• REQUIRED TASKS:
[A] Translate this sentence from the scanner design reply below into German: "I would not call the presence of this machinery a design flaw."
[B] Reproduce the stretch of the scanner design reply below from "However, for Fluss's" through "breaks this guarantee.", word for word.

• TEXT SECTION:

--*--

Hi Anton,
thanks for the review, These are great thoughts worth thinking through
carefully. I want to engage with each point directly, but also raise a
concern about where I think these is a bar for a blocking this
implementation given where we are in the process of the vote.

*On the session lifecycle machinery being a burden*
The ScannerManager with TTL eviction, per-bucket/server limits,
leadership-change cleanup is pretty straightforward. Fluss already carries
analogous lifecycle machinery for log fetch sessions and snapshot resource
leases. I don't think the operational cost here is qualitatively different
from what we already manage. It is well-understood, it has tests, and the
configuration surface is minimal (kv.scanner.ttl,
kv.scanner.max-per-bucket, kv.scanner.max-per-server). I would not call the
presence of this machinery a design flaw.

*On the continuation-token / Cassandra-style alternative*
 This is a great suggestion and I want to give it a fair hearing. You are
correct that an opaque server-produced token shifts the client-side
contract in a nice way, the client never constructs or interprets position
bytes, it just echoes them back. This could be a potential ergonomic
improvement.

However, for Fluss's primary scan use cases the token approach has a
non-trivial correctness cost:

The log_offset we return on the first response is a commitment: this scan
reflects KV state as of this log position. That guarantee is what makes the
CDC bootstrap pattern correct, since you read all KV rows, then replay the
log from log_offset, and you know the two halves are consistent. A purely
stateless token approach (fresh snapshot per page) breaks this guarantee.

--*--

• EXCERPTED RECORDS:
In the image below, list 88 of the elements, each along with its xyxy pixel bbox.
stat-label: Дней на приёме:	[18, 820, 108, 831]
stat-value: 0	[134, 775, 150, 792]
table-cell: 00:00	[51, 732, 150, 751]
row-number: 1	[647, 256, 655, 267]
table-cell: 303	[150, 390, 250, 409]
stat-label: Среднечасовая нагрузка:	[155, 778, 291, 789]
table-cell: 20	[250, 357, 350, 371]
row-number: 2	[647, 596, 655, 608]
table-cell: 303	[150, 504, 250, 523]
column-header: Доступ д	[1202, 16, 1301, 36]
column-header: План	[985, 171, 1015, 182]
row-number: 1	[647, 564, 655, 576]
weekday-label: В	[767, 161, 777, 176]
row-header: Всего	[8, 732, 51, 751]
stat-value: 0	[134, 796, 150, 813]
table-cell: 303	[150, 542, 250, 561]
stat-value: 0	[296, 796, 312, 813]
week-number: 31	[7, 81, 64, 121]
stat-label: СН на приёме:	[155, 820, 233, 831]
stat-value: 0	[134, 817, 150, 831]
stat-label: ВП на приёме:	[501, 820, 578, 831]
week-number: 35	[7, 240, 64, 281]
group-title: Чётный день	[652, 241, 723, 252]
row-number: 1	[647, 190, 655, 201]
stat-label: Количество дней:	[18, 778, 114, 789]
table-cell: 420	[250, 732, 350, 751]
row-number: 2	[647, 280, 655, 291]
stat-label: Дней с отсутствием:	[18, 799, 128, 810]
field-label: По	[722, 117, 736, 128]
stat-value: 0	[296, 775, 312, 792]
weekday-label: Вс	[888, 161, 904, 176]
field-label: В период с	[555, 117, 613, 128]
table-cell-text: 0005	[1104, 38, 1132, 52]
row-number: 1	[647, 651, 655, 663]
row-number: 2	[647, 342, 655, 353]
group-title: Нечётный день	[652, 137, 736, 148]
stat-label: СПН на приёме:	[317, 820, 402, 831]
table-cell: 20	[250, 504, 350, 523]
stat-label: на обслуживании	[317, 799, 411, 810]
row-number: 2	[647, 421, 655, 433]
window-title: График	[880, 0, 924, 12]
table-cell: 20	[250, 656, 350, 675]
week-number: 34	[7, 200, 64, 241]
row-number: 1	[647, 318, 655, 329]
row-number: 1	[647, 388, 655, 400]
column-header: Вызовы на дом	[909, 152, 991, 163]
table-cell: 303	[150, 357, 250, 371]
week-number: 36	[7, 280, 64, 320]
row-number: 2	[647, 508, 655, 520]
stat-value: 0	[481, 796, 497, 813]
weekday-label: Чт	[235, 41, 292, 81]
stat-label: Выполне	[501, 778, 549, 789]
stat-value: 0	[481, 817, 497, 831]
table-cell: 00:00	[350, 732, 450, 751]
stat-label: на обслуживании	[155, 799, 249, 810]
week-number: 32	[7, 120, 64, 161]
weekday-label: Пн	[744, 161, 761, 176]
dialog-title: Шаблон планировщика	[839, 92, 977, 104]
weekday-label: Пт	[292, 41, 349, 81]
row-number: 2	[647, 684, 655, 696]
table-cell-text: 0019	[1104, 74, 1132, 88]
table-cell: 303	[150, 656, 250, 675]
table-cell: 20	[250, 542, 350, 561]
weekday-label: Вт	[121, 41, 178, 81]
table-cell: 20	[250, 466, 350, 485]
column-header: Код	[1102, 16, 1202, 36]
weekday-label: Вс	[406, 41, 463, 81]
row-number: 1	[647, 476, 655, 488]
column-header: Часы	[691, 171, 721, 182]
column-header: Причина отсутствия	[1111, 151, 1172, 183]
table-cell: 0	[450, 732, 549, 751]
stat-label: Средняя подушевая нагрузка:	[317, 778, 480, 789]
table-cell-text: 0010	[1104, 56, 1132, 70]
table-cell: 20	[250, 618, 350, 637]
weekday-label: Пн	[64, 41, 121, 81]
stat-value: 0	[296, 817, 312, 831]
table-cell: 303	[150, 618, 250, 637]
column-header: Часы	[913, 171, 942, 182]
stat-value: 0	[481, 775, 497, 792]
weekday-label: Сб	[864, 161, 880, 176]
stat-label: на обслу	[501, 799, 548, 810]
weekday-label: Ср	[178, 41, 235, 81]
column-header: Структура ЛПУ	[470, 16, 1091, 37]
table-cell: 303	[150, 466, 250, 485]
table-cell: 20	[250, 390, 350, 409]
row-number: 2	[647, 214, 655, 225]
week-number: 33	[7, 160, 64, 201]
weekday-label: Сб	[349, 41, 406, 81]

--*--

• EXPECTED RESPONSES:
[A] Ich würde das Vorhandensein dieser Mechanik nicht als Designfehler bezeichnen.

[B]
However, for Fluss's primary scan use cases the token approach has a
non-trivial correctness cost:

The log_offset we return on the first response is a commitment: this scan
reflects KV state as of this log position. That guarantee is what makes the
CDC bootstrap pattern correct, since you read all KV rows, then replay the
log from log_offset, and you know the two halves are consistent. A purely
stateless token approach (fresh snapshot per page) breaks this guarantee.